From the listing below, pull out all lines with "marker" in them.

INPUT DATA =>

══════

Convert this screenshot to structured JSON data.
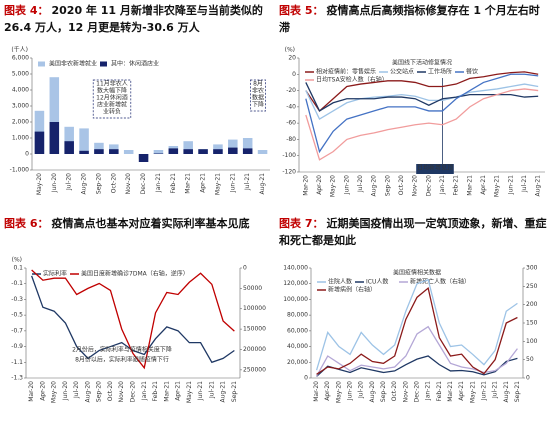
{
  "chart_data": [
    {
      "type": "bar",
      "figure_label": "图表 4：",
      "title": "2020 年 11 月新增非农降至与当前类似的 26.4 万人，12 月更是转为-30.6 万人",
      "unit": "(千人)",
      "categories": [
        "May-20",
        "Jun-20",
        "Jul-20",
        "Aug-20",
        "Sep-20",
        "Oct-20",
        "Nov-20",
        "Dec-20",
        "Jan-21",
        "Feb-21",
        "Mar-21",
        "Apr-21",
        "May-21",
        "Jun-21",
        "Jul-21",
        "Aug-21"
      ],
      "series": [
        {
          "name": "美国非农新增就业",
          "color": "#a9c4e6",
          "values": [
            2700,
            4800,
            1700,
            1600,
            700,
            600,
            250,
            -300,
            250,
            500,
            800,
            300,
            600,
            900,
            1000,
            250
          ]
        },
        {
          "name": "其中：休闲酒店业",
          "color": "#16236b",
          "values": [
            1400,
            2000,
            800,
            200,
            300,
            300,
            0,
            -500,
            30,
            350,
            300,
            300,
            300,
            400,
            350,
            0
          ]
        }
      ],
      "ylim": [
        -1000,
        6000
      ],
      "yticks": [
        {
          "value": 6000,
          "label": "6,000"
        },
        {
          "value": 5000,
          "label": "5,000"
        },
        {
          "value": 4000,
          "label": "4,000"
        },
        {
          "value": 3000,
          "label": "3,000"
        },
        {
          "value": 2000,
          "label": "2,000"
        },
        {
          "value": 1000,
          "label": "1,000"
        },
        0,
        {
          "value": -1000,
          "label": "-1,000"
        }
      ],
      "annotations": [
        {
          "lines": [
            "11月非农人",
            "数大幅下降",
            "12月休闲酒",
            "店业新增就",
            "业转负"
          ]
        },
        {
          "lines": [
            "8月",
            "非农",
            "数据",
            "下降"
          ]
        }
      ]
    },
    {
      "type": "line",
      "figure_label": "图表 5：",
      "title": "疫情高点后高频指标修复存在 1 个月左右时滞",
      "subtitle": "美国线下活动修复情况",
      "unit": "(%)",
      "categories": [
        "Mar-20",
        "Apr-20",
        "May-20",
        "Jun-20",
        "Jul-20",
        "Aug-20",
        "Sep-20",
        "Oct-20",
        "Nov-20",
        "Dec-20",
        "Jan-21",
        "Feb-21",
        "Mar-21",
        "Apr-21",
        "May-21",
        "Jun-21",
        "Jul-21",
        "Aug-21"
      ],
      "series": [
        {
          "name": "相对疫情前：零售娱乐",
          "color": "#8b1a1a",
          "values": [
            -20,
            -45,
            -30,
            -15,
            -12,
            -10,
            -8,
            -8,
            -10,
            -15,
            -15,
            -12,
            -5,
            -3,
            0,
            2,
            3,
            0
          ]
        },
        {
          "name": "公交站点",
          "color": "#9dc3e6",
          "values": [
            -20,
            -55,
            -45,
            -35,
            -30,
            -28,
            -27,
            -25,
            -27,
            -32,
            -32,
            -28,
            -22,
            -20,
            -18,
            -15,
            -12,
            -15
          ]
        },
        {
          "name": "工作场所",
          "color": "#1f3864",
          "values": [
            -10,
            -45,
            -35,
            -30,
            -30,
            -30,
            -28,
            -28,
            -30,
            -38,
            -30,
            -28,
            -25,
            -25,
            -25,
            -25,
            -28,
            -27
          ]
        },
        {
          "name": "餐饮",
          "color": "#4472c4",
          "values": [
            -30,
            -95,
            -70,
            -55,
            -50,
            -45,
            -40,
            -40,
            -40,
            -45,
            -45,
            -30,
            -20,
            -10,
            -5,
            0,
            0,
            -2
          ]
        },
        {
          "name": "日均TSA安检人数（右轴）",
          "color": "#f19c9c",
          "values": [
            -50,
            -105,
            -95,
            -80,
            -75,
            -72,
            -68,
            -65,
            -62,
            -60,
            -62,
            -55,
            -40,
            -30,
            -25,
            -20,
            -18,
            -20
          ]
        }
      ],
      "ylim": [
        -120,
        20
      ],
      "yticks": [
        20,
        0,
        -20,
        -40,
        -60,
        -80,
        -100,
        -120
      ],
      "annotations": [
        {
          "lines": [
            "日均新增见顶"
          ]
        }
      ]
    },
    {
      "type": "line",
      "figure_label": "图表 6：",
      "title": "疫情高点也基本对应着实际利率基本见底",
      "unit": "(%)",
      "categories": [
        "Mar-20",
        "Apr-20",
        "May-20",
        "Jun-20",
        "Jul-20",
        "Aug-20",
        "Sep-20",
        "Oct-20",
        "Nov-20",
        "Dec-20",
        "Jan-21",
        "Feb-21",
        "Mar-21",
        "Apr-21",
        "May-21",
        "Jun-21",
        "Jul-21",
        "Aug-21",
        "Sep-21"
      ],
      "series": [
        {
          "name": "实际利率",
          "color": "#1f3864",
          "values": [
            0.0,
            -0.4,
            -0.45,
            -0.6,
            -0.9,
            -1.05,
            -0.95,
            -0.9,
            -0.85,
            -0.95,
            -1.0,
            -0.8,
            -0.65,
            -0.7,
            -0.85,
            -0.85,
            -1.1,
            -1.05,
            -0.95
          ]
        },
        {
          "name": "美国日度新增确诊7DMA（右轴，逆序）",
          "color": "#c00000",
          "axis": "y2",
          "values": [
            5000,
            30000,
            25000,
            25000,
            65000,
            50000,
            38000,
            55000,
            150000,
            210000,
            245000,
            110000,
            60000,
            65000,
            35000,
            13000,
            40000,
            130000,
            155000
          ]
        }
      ],
      "ylim": [
        -1.3,
        0.1
      ],
      "yticks": [
        0.1,
        -0.1,
        -0.3,
        -0.5,
        -0.7,
        -0.9,
        -1.1,
        -1.3
      ],
      "y2lim": [
        270000,
        0
      ],
      "y2ticks": [
        0,
        50000,
        100000,
        150000,
        200000,
        250000
      ],
      "annotations": [
        {
          "lines": [
            "2月份后，实际利率与疫情相关度下降"
          ]
        },
        {
          "lines": [
            "8月份以后，实际利率跟随疫情下行"
          ]
        }
      ]
    },
    {
      "type": "line",
      "figure_label": "图表 7：",
      "title": "近期美国疫情出现一定筑顶迹象，新增、重症和死亡都是如此",
      "subtitle": "美国疫情相关数据",
      "categories": [
        "Mar-20",
        "Apr-20",
        "May-20",
        "Jun-20",
        "Jul-20",
        "Aug-20",
        "Sep-20",
        "Oct-20",
        "Nov-20",
        "Dec-20",
        "Jan-21",
        "Feb-21",
        "Mar-21",
        "Apr-21",
        "May-21",
        "Jun-21",
        "Jul-21",
        "Aug-21",
        "Sep-21"
      ],
      "series": [
        {
          "name": "住院人数",
          "color": "#9dc3e6",
          "values": [
            10000,
            58000,
            40000,
            30000,
            58000,
            42000,
            30000,
            42000,
            85000,
            120000,
            125000,
            70000,
            40000,
            42000,
            30000,
            17000,
            35000,
            85000,
            95000
          ]
        },
        {
          "name": "ICU人数",
          "color": "#1f3864",
          "values": [
            2000,
            15000,
            11000,
            7000,
            13000,
            10000,
            7000,
            9000,
            17000,
            24000,
            28000,
            17000,
            9000,
            9500,
            8000,
            4000,
            8000,
            21000,
            25000
          ]
        },
        {
          "name": "新增死亡人数（右轴）",
          "color": "#b4a7d6",
          "axis": "y2",
          "values": [
            5,
            60,
            40,
            20,
            35,
            30,
            25,
            30,
            60,
            120,
            140,
            90,
            40,
            30,
            25,
            15,
            20,
            40,
            80
          ]
        },
        {
          "name": "新增病例（右轴）",
          "color": "#8b1a1a",
          "axis": "y2",
          "values": [
            10,
            30,
            25,
            40,
            65,
            45,
            40,
            60,
            160,
            220,
            245,
            110,
            60,
            65,
            30,
            12,
            50,
            150,
            165
          ]
        }
      ],
      "ylim": [
        0,
        140000
      ],
      "yticks": [
        0,
        {
          "value": 20000,
          "label": "20,000"
        },
        {
          "value": 40000,
          "label": "40,000"
        },
        {
          "value": 60000,
          "label": "60,000"
        },
        {
          "value": 80000,
          "label": "80,000"
        },
        {
          "value": 100000,
          "label": "100,000"
        },
        {
          "value": 120000,
          "label": "120,000"
        },
        {
          "value": 140000,
          "label": "140,000"
        }
      ],
      "y2lim": [
        0,
        300
      ],
      "y2ticks": [
        0,
        50,
        100,
        150,
        200,
        250,
        300
      ]
    }
  ]
}
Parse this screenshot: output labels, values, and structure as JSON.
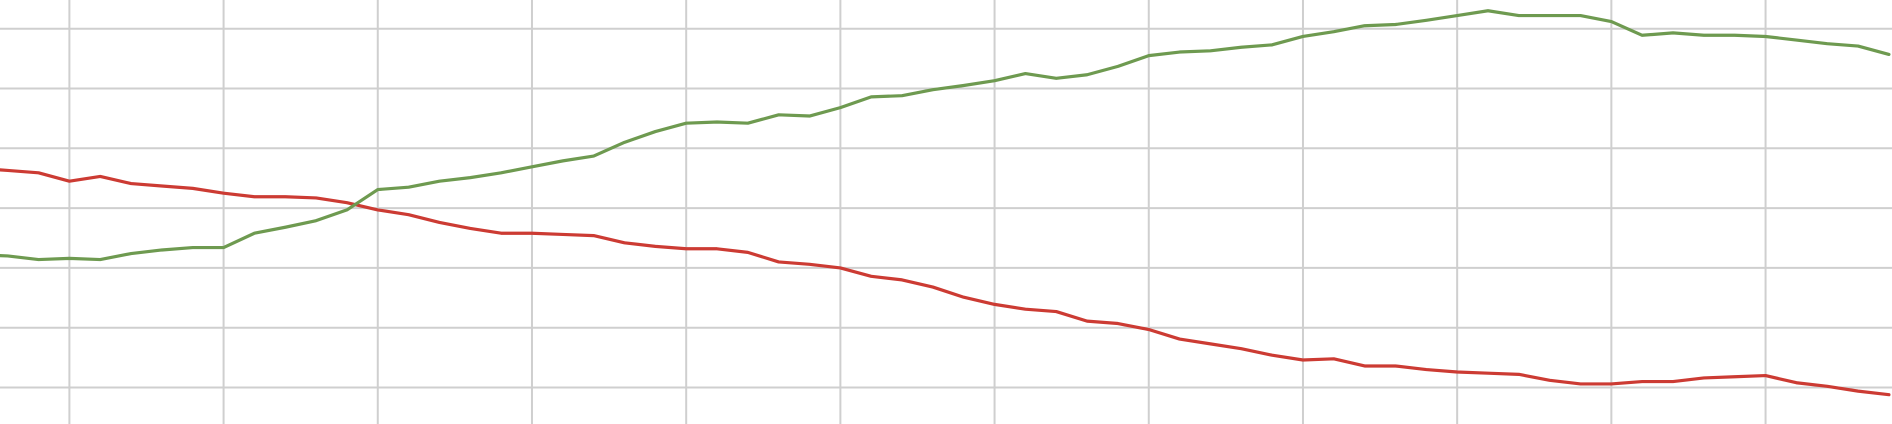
{
  "chart_data": {
    "type": "line",
    "x": [
      0.4,
      0.6,
      0.8,
      1.0,
      1.2,
      1.4,
      1.6,
      1.8,
      2.0,
      2.2,
      2.4,
      2.6,
      2.8,
      3.0,
      3.2,
      3.4,
      3.6,
      3.8,
      4.0,
      4.2,
      4.4,
      4.6,
      4.8,
      5.0,
      5.2,
      5.4,
      5.6,
      5.8,
      6.0,
      6.2,
      6.4,
      6.6,
      6.8,
      7.0,
      7.2,
      7.4,
      7.6,
      7.8,
      8.0,
      8.2,
      8.4,
      8.6,
      8.8,
      9.0,
      9.2,
      9.4,
      9.6,
      9.8,
      10.0,
      10.2,
      10.4,
      10.6,
      10.8,
      11.0,
      11.2,
      11.4,
      11.6,
      11.8,
      12.0,
      12.2,
      12.4,
      12.6,
      12.8
    ],
    "series": [
      {
        "color": "#cc3b33",
        "values": [
          3.67,
          3.63,
          3.59,
          3.45,
          3.53,
          3.41,
          3.37,
          3.33,
          3.25,
          3.19,
          3.19,
          3.17,
          3.09,
          2.97,
          2.89,
          2.76,
          2.66,
          2.58,
          2.58,
          2.56,
          2.54,
          2.42,
          2.36,
          2.32,
          2.32,
          2.26,
          2.1,
          2.06,
          2.0,
          1.86,
          1.8,
          1.68,
          1.51,
          1.39,
          1.31,
          1.27,
          1.11,
          1.07,
          0.97,
          0.81,
          0.73,
          0.65,
          0.54,
          0.46,
          0.48,
          0.36,
          0.36,
          0.3,
          0.26,
          0.24,
          0.22,
          0.12,
          0.06,
          0.06,
          0.1,
          0.1,
          0.16,
          0.18,
          0.2,
          0.08,
          0.02,
          -0.06,
          -0.12
        ]
      },
      {
        "color": "#6e9a50",
        "values": [
          2.22,
          2.2,
          2.14,
          2.16,
          2.14,
          2.24,
          2.3,
          2.34,
          2.34,
          2.58,
          2.68,
          2.79,
          2.97,
          3.31,
          3.35,
          3.45,
          3.51,
          3.59,
          3.69,
          3.79,
          3.87,
          4.1,
          4.28,
          4.42,
          4.44,
          4.42,
          4.56,
          4.54,
          4.68,
          4.86,
          4.88,
          4.98,
          5.05,
          5.13,
          5.25,
          5.17,
          5.23,
          5.37,
          5.55,
          5.61,
          5.63,
          5.69,
          5.73,
          5.87,
          5.95,
          6.05,
          6.07,
          6.14,
          6.22,
          6.3,
          6.22,
          6.22,
          6.22,
          6.12,
          5.89,
          5.93,
          5.89,
          5.89,
          5.87,
          5.81,
          5.75,
          5.71,
          5.57
        ]
      }
    ],
    "xlim": [
      0.55,
      12.82
    ],
    "xticks": [
      1,
      2,
      3,
      4,
      5,
      6,
      7,
      8,
      9,
      10,
      11,
      12
    ],
    "ylim": [
      -0.61,
      6.48
    ],
    "yticks": [
      0,
      1,
      2,
      3,
      4,
      5,
      6
    ],
    "grid": true,
    "grid_color": "#cfcfcf"
  }
}
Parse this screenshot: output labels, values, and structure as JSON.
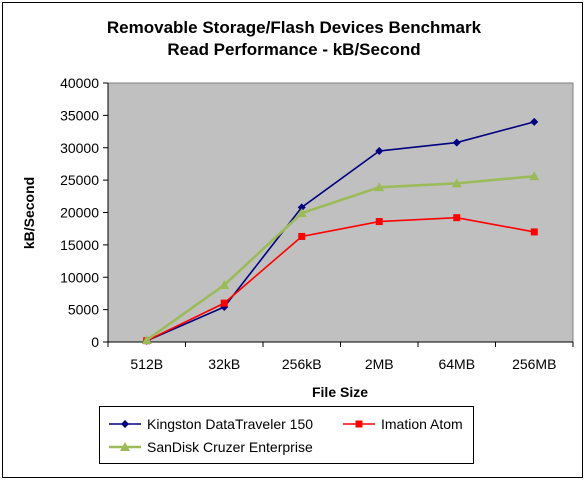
{
  "chart_data": {
    "type": "line",
    "title": [
      "Removable Storage/Flash Devices Benchmark",
      "Read Performance - kB/Second"
    ],
    "xlabel": "File Size",
    "ylabel": "kB/Second",
    "categories": [
      "512B",
      "32kB",
      "256kB",
      "2MB",
      "64MB",
      "256MB"
    ],
    "ylim": [
      0,
      40000
    ],
    "yticks": [
      "0",
      "5000",
      "10000",
      "15000",
      "20000",
      "25000",
      "30000",
      "35000",
      "40000"
    ],
    "grid": false,
    "plot_background": "#c0c0c0",
    "legend_position": "bottom",
    "series": [
      {
        "name": "Kingston DataTraveler 150",
        "color": "#000080",
        "marker": "diamond",
        "values": [
          200,
          5400,
          20800,
          29500,
          30800,
          34000
        ]
      },
      {
        "name": "Imation Atom",
        "color": "#ff0000",
        "marker": "square",
        "values": [
          200,
          6000,
          16300,
          18600,
          19200,
          17000
        ]
      },
      {
        "name": "SanDisk Cruzer Enterprise",
        "color": "#9bbb59",
        "marker": "triangle",
        "values": [
          300,
          8800,
          19900,
          23900,
          24500,
          25600
        ]
      }
    ]
  }
}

══════

ANSWER TO THE EXERCISE =>
        "marker": "diamond",
        "marker": "square",
        "marker": "triangle",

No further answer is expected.